--- PROVIDED PASSAGE ---

‘Cork beat Cork’ in 2009 All-Ireland final against Kerry – the defeat which still rankles for Noel O’Leary

Former Cork footballer Noel O'Leary. Photo: Stephen McCarthy/Sportsfile

Kerry's Paul Galvin and Cork's Noel O'Leary tussle during their 2012 Allianz FL Division 1 encounter at Páirc Uí Chaoimh. Photo: Stephen McCarthy/Sportsfile

thumbnail: Former Cork footballer Noel O'Leary. Photo: Stephen McCarthy/Sportsfile
thumbnail: Kerry's Paul Galvin and Cork's Noel O'Leary tussle during their 2012 Allianz FL Division 1 encounter at Páirc Uí Chaoimh. Photo: Stephen McCarthy/Sportsfile
Conor McKeon

Regrets? Noel O’Leary has a couple. Big ones too. The sort of things that might keep someone awake the odd night.

Like kicking away an All-Ireland SFC final in 2009. Or retiring too early in 2012.

--- SUPPLIED ENTRIES ---

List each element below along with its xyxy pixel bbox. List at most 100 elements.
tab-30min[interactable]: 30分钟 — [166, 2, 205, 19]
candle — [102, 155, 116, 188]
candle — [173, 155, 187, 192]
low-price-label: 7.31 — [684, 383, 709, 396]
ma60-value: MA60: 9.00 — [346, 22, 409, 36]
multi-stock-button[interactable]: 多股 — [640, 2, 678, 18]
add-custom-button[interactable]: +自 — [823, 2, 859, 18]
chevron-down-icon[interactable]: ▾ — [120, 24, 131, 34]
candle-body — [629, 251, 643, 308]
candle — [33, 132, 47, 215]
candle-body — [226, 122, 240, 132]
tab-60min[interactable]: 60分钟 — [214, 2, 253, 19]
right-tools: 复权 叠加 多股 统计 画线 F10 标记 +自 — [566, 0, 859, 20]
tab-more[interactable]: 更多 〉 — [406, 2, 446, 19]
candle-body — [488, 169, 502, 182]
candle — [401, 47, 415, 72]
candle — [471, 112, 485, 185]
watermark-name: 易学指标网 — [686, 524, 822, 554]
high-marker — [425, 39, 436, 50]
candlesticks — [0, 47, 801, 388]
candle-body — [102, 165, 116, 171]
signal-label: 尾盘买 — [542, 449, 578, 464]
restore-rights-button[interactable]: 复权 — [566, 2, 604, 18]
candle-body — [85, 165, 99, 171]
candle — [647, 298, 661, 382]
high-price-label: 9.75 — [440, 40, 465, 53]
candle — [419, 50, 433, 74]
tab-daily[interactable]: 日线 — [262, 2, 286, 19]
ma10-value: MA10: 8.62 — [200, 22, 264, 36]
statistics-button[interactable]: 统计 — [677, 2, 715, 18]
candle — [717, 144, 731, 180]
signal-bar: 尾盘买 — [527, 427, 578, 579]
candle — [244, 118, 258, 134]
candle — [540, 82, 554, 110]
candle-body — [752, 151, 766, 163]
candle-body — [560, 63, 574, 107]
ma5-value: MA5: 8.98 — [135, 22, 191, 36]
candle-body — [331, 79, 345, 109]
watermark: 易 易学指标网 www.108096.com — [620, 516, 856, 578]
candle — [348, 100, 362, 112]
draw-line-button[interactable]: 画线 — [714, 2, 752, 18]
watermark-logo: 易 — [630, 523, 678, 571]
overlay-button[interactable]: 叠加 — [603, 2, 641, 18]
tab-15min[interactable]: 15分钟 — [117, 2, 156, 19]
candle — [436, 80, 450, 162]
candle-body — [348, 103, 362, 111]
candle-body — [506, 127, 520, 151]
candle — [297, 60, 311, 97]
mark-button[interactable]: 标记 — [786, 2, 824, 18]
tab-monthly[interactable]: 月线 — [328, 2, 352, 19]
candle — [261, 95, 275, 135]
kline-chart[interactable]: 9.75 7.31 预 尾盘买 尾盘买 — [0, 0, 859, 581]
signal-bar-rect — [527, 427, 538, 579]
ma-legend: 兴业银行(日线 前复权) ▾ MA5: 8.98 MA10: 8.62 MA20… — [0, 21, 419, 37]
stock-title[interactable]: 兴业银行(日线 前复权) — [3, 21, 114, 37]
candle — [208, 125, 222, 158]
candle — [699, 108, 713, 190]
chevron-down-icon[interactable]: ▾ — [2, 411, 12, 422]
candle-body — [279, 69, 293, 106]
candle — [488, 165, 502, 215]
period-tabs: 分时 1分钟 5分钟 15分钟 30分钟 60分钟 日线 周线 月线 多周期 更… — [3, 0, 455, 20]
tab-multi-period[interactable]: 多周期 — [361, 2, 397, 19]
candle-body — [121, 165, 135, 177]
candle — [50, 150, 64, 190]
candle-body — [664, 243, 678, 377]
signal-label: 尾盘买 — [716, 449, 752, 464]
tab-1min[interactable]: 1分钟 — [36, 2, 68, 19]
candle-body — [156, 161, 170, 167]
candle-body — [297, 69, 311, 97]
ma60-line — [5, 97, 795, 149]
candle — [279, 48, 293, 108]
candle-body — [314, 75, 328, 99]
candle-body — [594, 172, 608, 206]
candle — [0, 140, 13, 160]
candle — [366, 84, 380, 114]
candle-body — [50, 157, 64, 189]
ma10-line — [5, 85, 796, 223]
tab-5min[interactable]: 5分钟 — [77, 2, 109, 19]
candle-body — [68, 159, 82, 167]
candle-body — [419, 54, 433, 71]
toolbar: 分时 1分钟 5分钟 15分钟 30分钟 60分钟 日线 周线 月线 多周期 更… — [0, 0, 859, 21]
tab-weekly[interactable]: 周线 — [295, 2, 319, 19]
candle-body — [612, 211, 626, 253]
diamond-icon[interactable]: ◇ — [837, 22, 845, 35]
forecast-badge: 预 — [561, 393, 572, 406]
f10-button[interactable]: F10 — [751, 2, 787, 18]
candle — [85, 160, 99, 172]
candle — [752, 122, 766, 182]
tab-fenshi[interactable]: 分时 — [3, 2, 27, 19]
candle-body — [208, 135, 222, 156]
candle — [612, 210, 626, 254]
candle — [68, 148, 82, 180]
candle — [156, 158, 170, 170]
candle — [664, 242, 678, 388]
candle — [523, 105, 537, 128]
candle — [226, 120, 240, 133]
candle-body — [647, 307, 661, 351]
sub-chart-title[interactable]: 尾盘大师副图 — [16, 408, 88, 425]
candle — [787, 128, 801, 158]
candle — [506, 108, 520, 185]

---

• _WHAT THE TASK ASKS_:
Rewrite the paragraph beginning "Regrets? Noel O'Leary has a couple" from the Noel O'Leary article as a single shorter sentence that keeps its main facts.

• _FINISHED TASK_:
Noel O'Leary has a couple of big regrets, the kind that might keep someone awake the odd night.